◆ Required task ◆
In the listing that follows, count each line containing the string "Notes" and report only the count.

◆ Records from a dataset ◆

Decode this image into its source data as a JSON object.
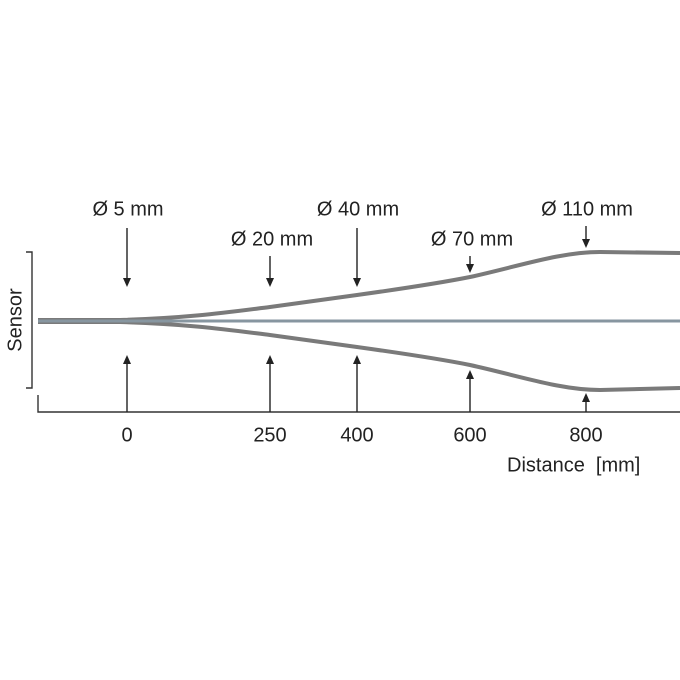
{
  "axis": {
    "y_label": "Sensor",
    "x_label": "Distance  [mm]"
  },
  "spots": [
    {
      "distance": "0",
      "diameter": "Ø 5 mm"
    },
    {
      "distance": "250",
      "diameter": "Ø 20 mm"
    },
    {
      "distance": "400",
      "diameter": "Ø 40 mm"
    },
    {
      "distance": "600",
      "diameter": "Ø 70 mm"
    },
    {
      "distance": "800",
      "diameter": "Ø 110 mm"
    }
  ]
}
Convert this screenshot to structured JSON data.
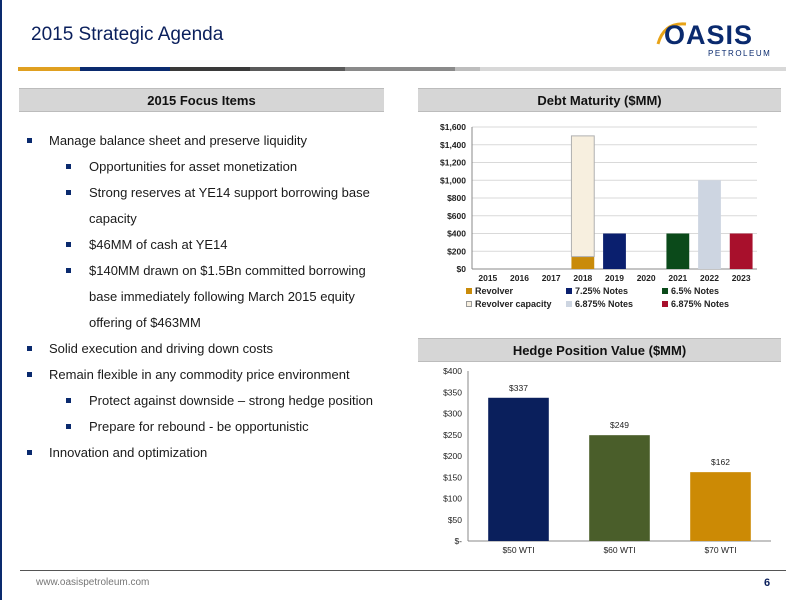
{
  "page": {
    "title": "2015 Strategic Agenda",
    "footer_url": "www.oasispetroleum.com",
    "page_number": "6"
  },
  "logo": {
    "word": "OASIS",
    "sub": "PETROLEUM",
    "color": "#0a2a6e",
    "accent": "#e8a317"
  },
  "stripe_colors": [
    "#e0a020",
    "#0a2a6e",
    "#3a3a3a",
    "#5a5a5a",
    "#8a8a8a",
    "#bdbdbd",
    "#d8d8d8"
  ],
  "focus": {
    "header": "2015 Focus Items",
    "bullets": [
      {
        "level": 1,
        "text": "Manage balance sheet and preserve liquidity"
      },
      {
        "level": 2,
        "text": "Opportunities for asset monetization"
      },
      {
        "level": 2,
        "text": "Strong reserves at YE14 support borrowing base capacity"
      },
      {
        "level": 2,
        "text": "$46MM of cash at YE14"
      },
      {
        "level": 2,
        "text": "$140MM drawn on $1.5Bn committed borrowing base immediately following March 2015 equity offering of $463MM"
      },
      {
        "level": 1,
        "text": "Solid execution and driving down costs"
      },
      {
        "level": 1,
        "text": "Remain flexible in any commodity price environment"
      },
      {
        "level": 2,
        "text": "Protect against downside – strong hedge position"
      },
      {
        "level": 2,
        "text": "Prepare for rebound  - be opportunistic"
      },
      {
        "level": 1,
        "text": "Innovation and optimization"
      }
    ]
  },
  "chart_data": [
    {
      "type": "bar",
      "title": "Debt Maturity ($MM)",
      "stacked": true,
      "categories": [
        "2015",
        "2016",
        "2017",
        "2018",
        "2019",
        "2020",
        "2021",
        "2022",
        "2023"
      ],
      "ylim": [
        0,
        1600
      ],
      "yticks": [
        "$0",
        "$200",
        "$400",
        "$600",
        "$800",
        "$1,000",
        "$1,200",
        "$1,400",
        "$1,600"
      ],
      "legend_position": "bottom",
      "series": [
        {
          "name": "Revolver",
          "color": "#c98b0a",
          "values": [
            0,
            0,
            0,
            140,
            0,
            0,
            0,
            0,
            0
          ]
        },
        {
          "name": "7.25% Notes",
          "color": "#0a1f6e",
          "values": [
            0,
            0,
            0,
            0,
            400,
            0,
            0,
            0,
            0
          ]
        },
        {
          "name": "6.5% Notes",
          "color": "#0b4a1a",
          "values": [
            0,
            0,
            0,
            0,
            0,
            0,
            400,
            0,
            0
          ]
        },
        {
          "name": "Revolver capacity",
          "color": "#f7efdf",
          "values": [
            0,
            0,
            0,
            1360,
            0,
            0,
            0,
            0,
            0
          ]
        },
        {
          "name": "6.875% Notes",
          "color": "#cdd5e1",
          "values": [
            0,
            0,
            0,
            0,
            0,
            0,
            0,
            1000,
            0
          ]
        },
        {
          "name": "6.875% Notes",
          "color": "#a8102c",
          "values": [
            0,
            0,
            0,
            0,
            0,
            0,
            0,
            0,
            400
          ]
        }
      ]
    },
    {
      "type": "bar",
      "title": "Hedge Position Value ($MM)",
      "categories": [
        "$50 WTI",
        "$60 WTI",
        "$70 WTI"
      ],
      "values": [
        337,
        249,
        162
      ],
      "data_labels": [
        "$337",
        "$249",
        "$162"
      ],
      "colors": [
        "#0a1f5c",
        "#4a5e2a",
        "#cc8a05"
      ],
      "ylim": [
        0,
        400
      ],
      "yticks": [
        "$-",
        "$50",
        "$100",
        "$150",
        "$200",
        "$250",
        "$300",
        "$350",
        "$400"
      ]
    }
  ]
}
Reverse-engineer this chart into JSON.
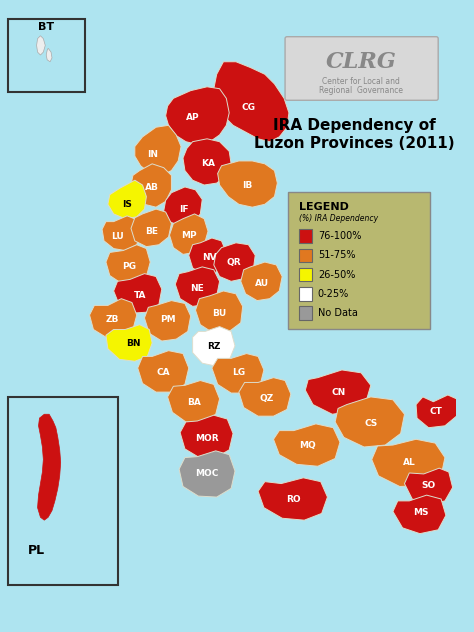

◆ Response to this task ◆
4